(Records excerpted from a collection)
** Start **

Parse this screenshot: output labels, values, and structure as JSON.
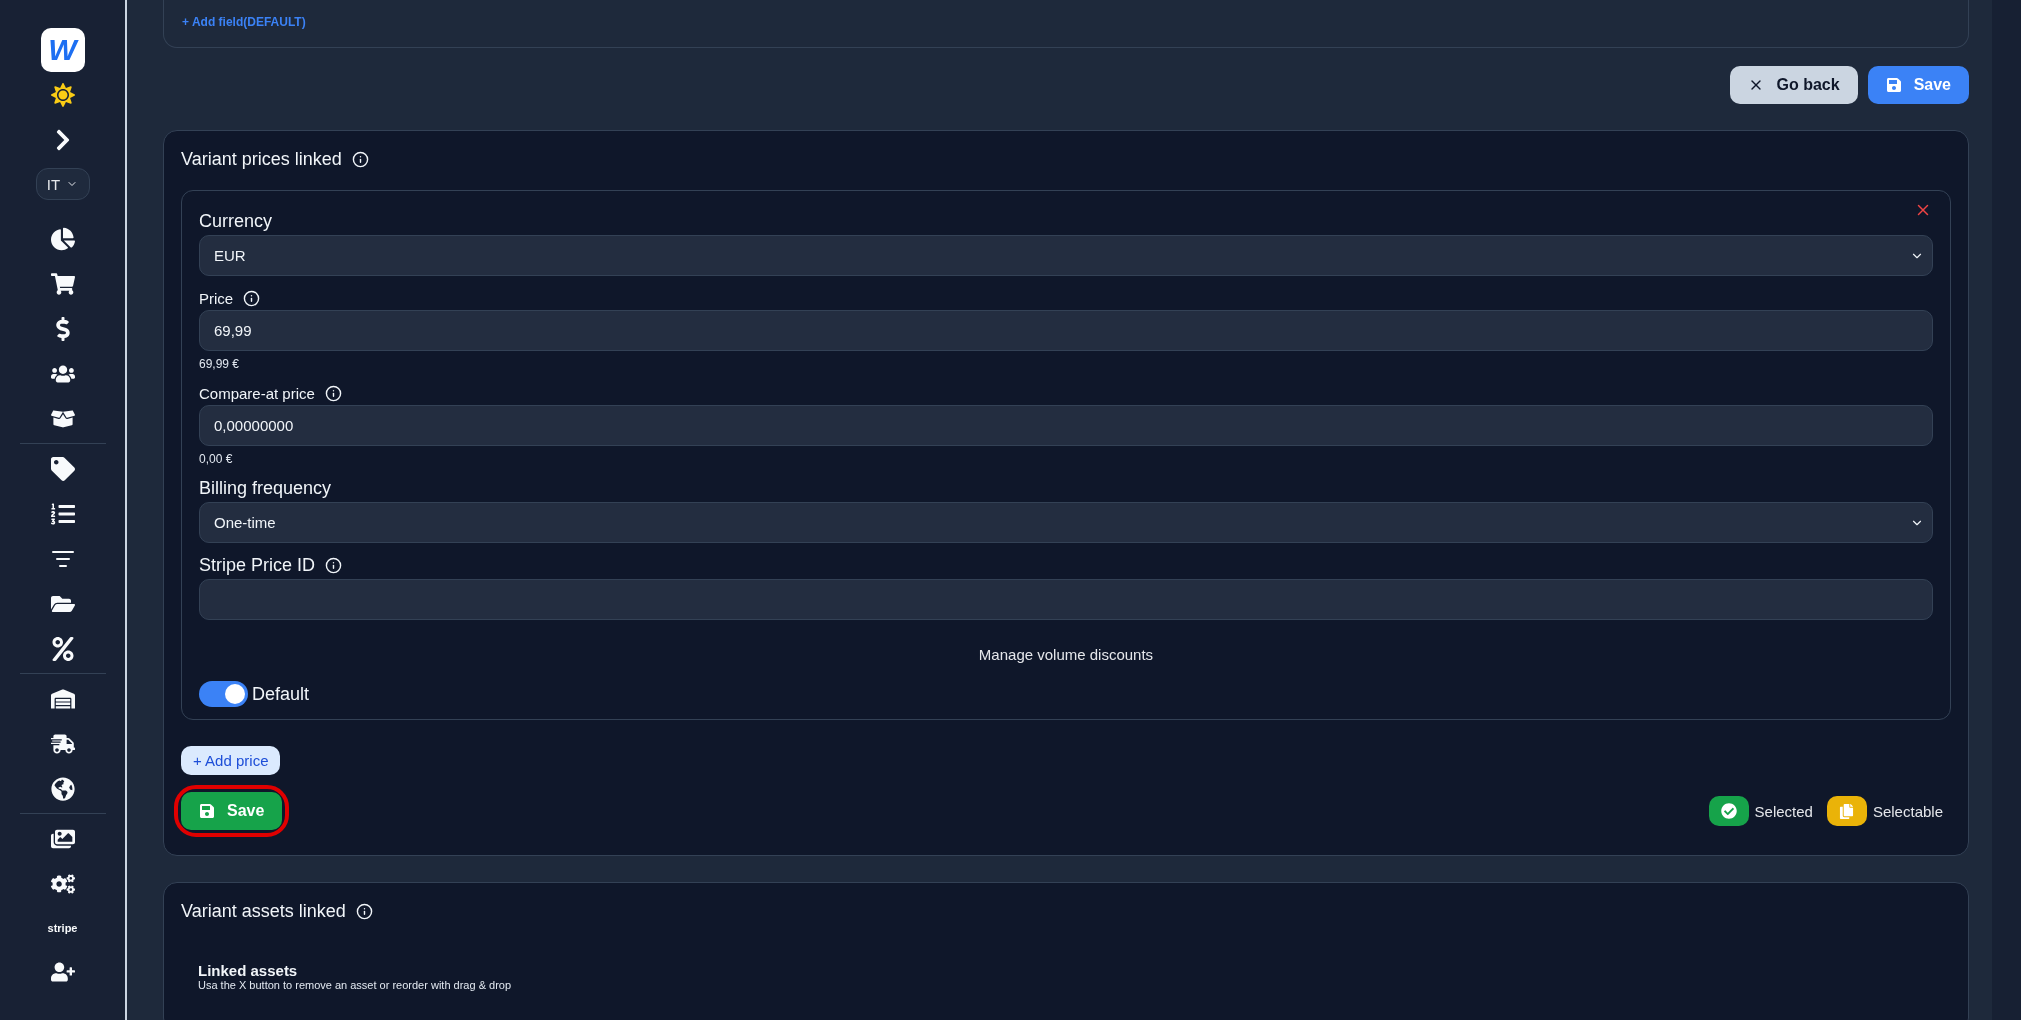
{
  "sidebar": {
    "logo": "W",
    "language": "IT",
    "stripe_label": "stripe"
  },
  "top_card": {
    "add_field_link": "+ Add field(DEFAULT)"
  },
  "actions": {
    "go_back": "Go back",
    "save": "Save"
  },
  "prices_card": {
    "title": "Variant prices linked",
    "price_entry": {
      "currency": {
        "label": "Currency",
        "value": "EUR"
      },
      "price": {
        "label": "Price",
        "value": "69,99",
        "formatted": "69,99 €"
      },
      "compare_at_price": {
        "label": "Compare-at price",
        "value": "0,00000000",
        "formatted": "0,00 €"
      },
      "billing_frequency": {
        "label": "Billing frequency",
        "value": "One-time"
      },
      "stripe_price_id": {
        "label": "Stripe Price ID"
      },
      "volume_discounts_link": "Manage volume discounts",
      "default_toggle": {
        "label": "Default",
        "on": true
      }
    },
    "add_price_button": "+ Add price",
    "save_button": {
      "label": "Save",
      "highlighted": true
    },
    "legend": [
      {
        "kind": "selected",
        "label": "Selected",
        "color": "#16a34a"
      },
      {
        "kind": "selectable",
        "label": "Selectable",
        "color": "#eab308"
      }
    ]
  },
  "assets_card": {
    "title": "Variant assets linked",
    "section_title": "Linked assets",
    "hint": "Usa the X button to remove an asset or reorder with drag & drop"
  }
}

** End **

:: What to do ::
Do not copy the pictures, but repeat every line exactly.

:: Answer to the problem ::
Parse this screenshot: output labels, values, and structure as JSON.
{
  "sidebar": {
    "logo": "W",
    "language": "IT",
    "stripe_label": "stripe"
  },
  "top_card": {
    "add_field_link": "+ Add field(DEFAULT)"
  },
  "actions": {
    "go_back": "Go back",
    "save": "Save"
  },
  "prices_card": {
    "title": "Variant prices linked",
    "price_entry": {
      "currency": {
        "label": "Currency",
        "value": "EUR"
      },
      "price": {
        "label": "Price",
        "value": "69,99",
        "formatted": "69,99 €"
      },
      "compare_at_price": {
        "label": "Compare-at price",
        "value": "0,00000000",
        "formatted": "0,00 €"
      },
      "billing_frequency": {
        "label": "Billing frequency",
        "value": "One-time"
      },
      "stripe_price_id": {
        "label": "Stripe Price ID"
      },
      "volume_discounts_link": "Manage volume discounts",
      "default_toggle": {
        "label": "Default",
        "on": true
      }
    },
    "add_price_button": "+ Add price",
    "save_button": {
      "label": "Save",
      "highlighted": true
    },
    "legend": [
      {
        "kind": "selected",
        "label": "Selected",
        "color": "#16a34a"
      },
      {
        "kind": "selectable",
        "label": "Selectable",
        "color": "#eab308"
      }
    ]
  },
  "assets_card": {
    "title": "Variant assets linked",
    "section_title": "Linked assets",
    "hint": "Usa the X button to remove an asset or reorder with drag & drop"
  }
}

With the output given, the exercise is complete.